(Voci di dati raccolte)

▬▬▬▬▬▬▬▬▬▬

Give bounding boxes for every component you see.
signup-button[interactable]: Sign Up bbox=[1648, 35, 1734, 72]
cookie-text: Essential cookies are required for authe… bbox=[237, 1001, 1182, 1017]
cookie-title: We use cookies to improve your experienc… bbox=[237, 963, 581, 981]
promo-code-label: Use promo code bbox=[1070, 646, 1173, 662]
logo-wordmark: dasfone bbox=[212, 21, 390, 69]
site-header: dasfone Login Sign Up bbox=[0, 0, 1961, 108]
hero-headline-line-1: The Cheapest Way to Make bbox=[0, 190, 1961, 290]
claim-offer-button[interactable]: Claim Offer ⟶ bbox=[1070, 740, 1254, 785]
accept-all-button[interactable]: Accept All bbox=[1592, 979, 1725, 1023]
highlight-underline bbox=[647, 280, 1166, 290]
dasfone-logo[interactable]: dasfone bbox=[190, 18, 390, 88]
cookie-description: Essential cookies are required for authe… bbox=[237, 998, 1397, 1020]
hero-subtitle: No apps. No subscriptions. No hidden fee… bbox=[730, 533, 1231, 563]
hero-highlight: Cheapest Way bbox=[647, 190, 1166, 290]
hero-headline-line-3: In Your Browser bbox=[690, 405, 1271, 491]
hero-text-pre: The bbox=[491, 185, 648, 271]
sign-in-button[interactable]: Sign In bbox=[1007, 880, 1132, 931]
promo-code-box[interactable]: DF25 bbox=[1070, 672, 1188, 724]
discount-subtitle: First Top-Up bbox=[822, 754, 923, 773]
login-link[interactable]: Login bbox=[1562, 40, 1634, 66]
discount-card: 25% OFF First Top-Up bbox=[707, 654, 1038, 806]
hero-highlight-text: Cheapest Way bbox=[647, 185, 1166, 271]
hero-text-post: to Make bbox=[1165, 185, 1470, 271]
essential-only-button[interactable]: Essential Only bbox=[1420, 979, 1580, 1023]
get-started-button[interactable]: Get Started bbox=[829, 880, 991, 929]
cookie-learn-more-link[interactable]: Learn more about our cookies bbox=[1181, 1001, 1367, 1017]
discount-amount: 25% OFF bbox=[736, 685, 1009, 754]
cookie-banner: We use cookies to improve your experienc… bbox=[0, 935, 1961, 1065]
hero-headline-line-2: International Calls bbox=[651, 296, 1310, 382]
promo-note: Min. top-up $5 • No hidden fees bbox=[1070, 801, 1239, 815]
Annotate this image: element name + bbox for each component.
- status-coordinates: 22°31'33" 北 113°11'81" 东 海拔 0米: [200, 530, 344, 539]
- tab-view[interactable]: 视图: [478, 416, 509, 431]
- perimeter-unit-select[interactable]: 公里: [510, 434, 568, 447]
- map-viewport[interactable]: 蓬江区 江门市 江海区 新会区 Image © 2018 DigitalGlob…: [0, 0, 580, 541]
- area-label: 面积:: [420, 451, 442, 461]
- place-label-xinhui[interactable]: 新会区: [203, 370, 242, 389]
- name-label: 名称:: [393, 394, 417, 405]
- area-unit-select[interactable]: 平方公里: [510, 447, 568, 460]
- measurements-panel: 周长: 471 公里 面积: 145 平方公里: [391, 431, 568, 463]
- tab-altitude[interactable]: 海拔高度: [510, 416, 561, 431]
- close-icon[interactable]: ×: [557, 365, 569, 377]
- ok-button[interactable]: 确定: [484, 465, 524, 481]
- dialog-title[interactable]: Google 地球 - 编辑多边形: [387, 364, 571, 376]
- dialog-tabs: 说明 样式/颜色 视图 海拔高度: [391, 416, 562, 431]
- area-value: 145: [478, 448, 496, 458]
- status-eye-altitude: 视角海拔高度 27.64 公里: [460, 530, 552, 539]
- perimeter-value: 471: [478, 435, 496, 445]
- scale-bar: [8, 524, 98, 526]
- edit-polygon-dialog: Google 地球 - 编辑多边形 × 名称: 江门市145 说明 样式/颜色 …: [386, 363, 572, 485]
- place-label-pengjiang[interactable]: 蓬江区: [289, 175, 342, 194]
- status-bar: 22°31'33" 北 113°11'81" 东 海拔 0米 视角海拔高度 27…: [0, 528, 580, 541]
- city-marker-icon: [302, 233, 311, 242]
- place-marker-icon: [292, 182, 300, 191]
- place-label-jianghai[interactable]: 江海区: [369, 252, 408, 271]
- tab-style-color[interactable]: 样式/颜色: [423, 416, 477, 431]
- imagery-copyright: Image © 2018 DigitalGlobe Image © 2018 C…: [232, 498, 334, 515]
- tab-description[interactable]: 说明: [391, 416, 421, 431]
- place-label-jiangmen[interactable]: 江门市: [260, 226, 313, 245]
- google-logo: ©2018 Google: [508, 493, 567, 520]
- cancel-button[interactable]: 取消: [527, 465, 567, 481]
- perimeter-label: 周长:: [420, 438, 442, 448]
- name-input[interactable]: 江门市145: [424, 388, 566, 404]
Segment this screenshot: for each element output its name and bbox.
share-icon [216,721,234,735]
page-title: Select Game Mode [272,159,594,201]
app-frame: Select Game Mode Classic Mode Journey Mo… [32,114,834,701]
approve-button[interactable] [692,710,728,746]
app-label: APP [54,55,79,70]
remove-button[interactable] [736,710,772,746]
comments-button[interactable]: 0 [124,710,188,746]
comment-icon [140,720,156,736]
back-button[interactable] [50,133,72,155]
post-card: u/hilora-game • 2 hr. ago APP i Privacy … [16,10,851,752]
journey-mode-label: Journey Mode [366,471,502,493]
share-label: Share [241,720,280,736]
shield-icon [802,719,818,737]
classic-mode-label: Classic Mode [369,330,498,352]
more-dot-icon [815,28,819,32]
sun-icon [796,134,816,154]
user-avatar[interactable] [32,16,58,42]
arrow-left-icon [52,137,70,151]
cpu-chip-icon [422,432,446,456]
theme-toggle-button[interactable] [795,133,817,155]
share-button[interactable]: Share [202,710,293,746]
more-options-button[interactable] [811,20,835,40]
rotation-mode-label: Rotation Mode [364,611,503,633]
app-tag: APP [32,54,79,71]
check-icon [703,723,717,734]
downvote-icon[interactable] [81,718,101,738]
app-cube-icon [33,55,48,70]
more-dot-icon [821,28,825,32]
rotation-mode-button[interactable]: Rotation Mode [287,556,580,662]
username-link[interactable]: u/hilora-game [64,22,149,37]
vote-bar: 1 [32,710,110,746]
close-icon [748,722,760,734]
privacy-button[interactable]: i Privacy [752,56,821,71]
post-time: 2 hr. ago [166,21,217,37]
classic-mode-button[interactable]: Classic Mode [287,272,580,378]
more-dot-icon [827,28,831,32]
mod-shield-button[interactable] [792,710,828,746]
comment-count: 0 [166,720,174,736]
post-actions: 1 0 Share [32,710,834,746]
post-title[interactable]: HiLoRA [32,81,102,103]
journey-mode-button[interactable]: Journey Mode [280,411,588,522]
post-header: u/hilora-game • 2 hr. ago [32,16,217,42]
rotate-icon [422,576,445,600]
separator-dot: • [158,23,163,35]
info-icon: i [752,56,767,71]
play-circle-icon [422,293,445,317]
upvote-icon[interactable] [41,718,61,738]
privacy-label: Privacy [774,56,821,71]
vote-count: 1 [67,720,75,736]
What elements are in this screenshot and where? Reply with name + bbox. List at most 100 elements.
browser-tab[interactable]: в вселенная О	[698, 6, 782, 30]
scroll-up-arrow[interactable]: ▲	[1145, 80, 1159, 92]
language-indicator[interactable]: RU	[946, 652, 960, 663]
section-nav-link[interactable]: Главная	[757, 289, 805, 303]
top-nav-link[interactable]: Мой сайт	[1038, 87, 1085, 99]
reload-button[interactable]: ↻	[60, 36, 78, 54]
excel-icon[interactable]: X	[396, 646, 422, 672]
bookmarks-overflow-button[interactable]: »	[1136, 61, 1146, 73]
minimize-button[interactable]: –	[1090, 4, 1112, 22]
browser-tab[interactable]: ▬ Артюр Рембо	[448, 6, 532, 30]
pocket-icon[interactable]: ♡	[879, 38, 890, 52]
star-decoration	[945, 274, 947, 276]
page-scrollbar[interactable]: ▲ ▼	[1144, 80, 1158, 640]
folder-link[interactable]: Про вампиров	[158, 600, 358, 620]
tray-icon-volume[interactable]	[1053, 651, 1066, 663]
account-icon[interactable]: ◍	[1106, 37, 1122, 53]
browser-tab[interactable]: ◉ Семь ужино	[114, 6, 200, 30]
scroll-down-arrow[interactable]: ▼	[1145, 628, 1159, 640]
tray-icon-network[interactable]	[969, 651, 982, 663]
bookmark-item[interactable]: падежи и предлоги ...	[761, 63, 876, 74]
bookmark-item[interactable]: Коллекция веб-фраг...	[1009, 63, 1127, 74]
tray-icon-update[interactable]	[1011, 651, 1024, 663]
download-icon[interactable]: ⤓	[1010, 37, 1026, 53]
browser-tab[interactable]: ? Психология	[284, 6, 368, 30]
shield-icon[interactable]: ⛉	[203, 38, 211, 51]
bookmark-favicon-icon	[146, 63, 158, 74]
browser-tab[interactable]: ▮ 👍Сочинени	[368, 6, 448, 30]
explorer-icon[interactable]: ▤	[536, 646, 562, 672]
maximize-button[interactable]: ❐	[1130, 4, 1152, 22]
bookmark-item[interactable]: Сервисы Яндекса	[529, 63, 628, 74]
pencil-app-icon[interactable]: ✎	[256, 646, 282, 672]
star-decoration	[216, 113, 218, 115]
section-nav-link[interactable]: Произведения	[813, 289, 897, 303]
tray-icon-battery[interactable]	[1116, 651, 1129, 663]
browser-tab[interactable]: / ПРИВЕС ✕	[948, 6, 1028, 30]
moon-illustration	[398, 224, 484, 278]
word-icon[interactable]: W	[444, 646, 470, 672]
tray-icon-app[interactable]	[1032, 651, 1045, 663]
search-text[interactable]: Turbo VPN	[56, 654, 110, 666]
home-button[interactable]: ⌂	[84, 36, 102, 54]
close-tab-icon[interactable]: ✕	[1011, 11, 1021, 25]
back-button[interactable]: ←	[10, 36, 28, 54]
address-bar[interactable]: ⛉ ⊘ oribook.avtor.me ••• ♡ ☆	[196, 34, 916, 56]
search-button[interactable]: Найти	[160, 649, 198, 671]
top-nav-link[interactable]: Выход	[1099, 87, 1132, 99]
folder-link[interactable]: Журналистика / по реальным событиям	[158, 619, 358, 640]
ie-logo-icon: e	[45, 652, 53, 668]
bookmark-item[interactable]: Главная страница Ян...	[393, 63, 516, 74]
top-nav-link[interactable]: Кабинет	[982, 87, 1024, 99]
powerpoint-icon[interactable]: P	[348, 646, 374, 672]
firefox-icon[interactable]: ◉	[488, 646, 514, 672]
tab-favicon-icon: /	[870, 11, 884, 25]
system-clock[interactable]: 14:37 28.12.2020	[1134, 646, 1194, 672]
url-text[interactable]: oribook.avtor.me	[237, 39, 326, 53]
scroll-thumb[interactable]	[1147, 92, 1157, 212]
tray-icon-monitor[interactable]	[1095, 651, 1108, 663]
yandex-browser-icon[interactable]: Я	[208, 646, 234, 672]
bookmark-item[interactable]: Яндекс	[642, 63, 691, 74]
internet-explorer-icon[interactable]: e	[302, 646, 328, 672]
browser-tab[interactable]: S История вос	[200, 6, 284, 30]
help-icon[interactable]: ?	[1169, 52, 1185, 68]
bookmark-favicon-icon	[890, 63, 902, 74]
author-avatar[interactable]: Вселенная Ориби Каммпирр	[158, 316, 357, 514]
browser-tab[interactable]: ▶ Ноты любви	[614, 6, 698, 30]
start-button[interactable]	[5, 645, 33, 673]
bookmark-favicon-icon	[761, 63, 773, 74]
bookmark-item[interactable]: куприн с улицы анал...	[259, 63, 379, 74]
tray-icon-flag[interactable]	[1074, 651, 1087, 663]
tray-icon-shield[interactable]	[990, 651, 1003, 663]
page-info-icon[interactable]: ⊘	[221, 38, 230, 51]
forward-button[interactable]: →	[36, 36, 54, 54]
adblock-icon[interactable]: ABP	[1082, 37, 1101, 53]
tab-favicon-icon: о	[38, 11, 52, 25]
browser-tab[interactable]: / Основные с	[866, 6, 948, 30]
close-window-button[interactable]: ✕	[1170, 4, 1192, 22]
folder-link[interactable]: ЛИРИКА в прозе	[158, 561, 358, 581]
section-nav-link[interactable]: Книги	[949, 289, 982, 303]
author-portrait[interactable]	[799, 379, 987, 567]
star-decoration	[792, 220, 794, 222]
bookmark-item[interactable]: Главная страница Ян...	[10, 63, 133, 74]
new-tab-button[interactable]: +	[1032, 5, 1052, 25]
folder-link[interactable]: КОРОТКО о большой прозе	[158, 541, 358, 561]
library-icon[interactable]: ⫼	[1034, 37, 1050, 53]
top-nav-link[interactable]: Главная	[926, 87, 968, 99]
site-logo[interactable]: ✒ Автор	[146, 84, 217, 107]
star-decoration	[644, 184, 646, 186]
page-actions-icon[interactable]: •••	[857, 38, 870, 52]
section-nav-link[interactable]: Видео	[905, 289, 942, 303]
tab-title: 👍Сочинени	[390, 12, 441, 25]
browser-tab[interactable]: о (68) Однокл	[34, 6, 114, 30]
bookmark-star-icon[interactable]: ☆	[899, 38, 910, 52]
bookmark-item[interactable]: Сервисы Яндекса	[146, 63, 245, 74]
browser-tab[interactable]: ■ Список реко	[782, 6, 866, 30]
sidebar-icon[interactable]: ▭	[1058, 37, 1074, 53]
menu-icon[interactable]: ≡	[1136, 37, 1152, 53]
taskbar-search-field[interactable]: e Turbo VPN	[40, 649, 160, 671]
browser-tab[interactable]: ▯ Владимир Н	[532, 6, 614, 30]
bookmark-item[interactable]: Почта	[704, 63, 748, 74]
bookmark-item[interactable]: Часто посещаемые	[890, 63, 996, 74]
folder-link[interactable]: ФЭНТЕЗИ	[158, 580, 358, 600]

▬▬▬▬▬▬▬▬▬▬

• _Consegna_: Ricopia identiche le righe a partire dalla prima fino a quella che contiene "get-started-button[interactable]: Get Started", estremi inclusi.

• _Soluzione esercizio_:
Give bounding boxes for every component you see.
signup-button[interactable]: Sign Up bbox=[1648, 35, 1734, 72]
cookie-text: Essential cookies are required for authe… bbox=[237, 1001, 1182, 1017]
cookie-title: We use cookies to improve your experienc… bbox=[237, 963, 581, 981]
promo-code-label: Use promo code bbox=[1070, 646, 1173, 662]
logo-wordmark: dasfone bbox=[212, 21, 390, 69]
site-header: dasfone Login Sign Up bbox=[0, 0, 1961, 108]
hero-headline-line-1: The Cheapest Way to Make bbox=[0, 190, 1961, 290]
claim-offer-button[interactable]: Claim Offer ⟶ bbox=[1070, 740, 1254, 785]
accept-all-button[interactable]: Accept All bbox=[1592, 979, 1725, 1023]
highlight-underline bbox=[647, 280, 1166, 290]
dasfone-logo[interactable]: dasfone bbox=[190, 18, 390, 88]
cookie-description: Essential cookies are required for authe… bbox=[237, 998, 1397, 1020]
hero-subtitle: No apps. No subscriptions. No hidden fee… bbox=[730, 533, 1231, 563]
hero-highlight: Cheapest Way bbox=[647, 190, 1166, 290]
hero-headline-line-3: In Your Browser bbox=[690, 405, 1271, 491]
hero-text-pre: The bbox=[491, 185, 648, 271]
sign-in-button[interactable]: Sign In bbox=[1007, 880, 1132, 931]
promo-code-box[interactable]: DF25 bbox=[1070, 672, 1188, 724]
discount-subtitle: First Top-Up bbox=[822, 754, 923, 773]
login-link[interactable]: Login bbox=[1562, 40, 1634, 66]
discount-card: 25% OFF First Top-Up bbox=[707, 654, 1038, 806]
hero-highlight-text: Cheapest Way bbox=[647, 185, 1166, 271]
hero-text-post: to Make bbox=[1165, 185, 1470, 271]
essential-only-button[interactable]: Essential Only bbox=[1420, 979, 1580, 1023]
get-started-button[interactable]: Get Started bbox=[829, 880, 991, 929]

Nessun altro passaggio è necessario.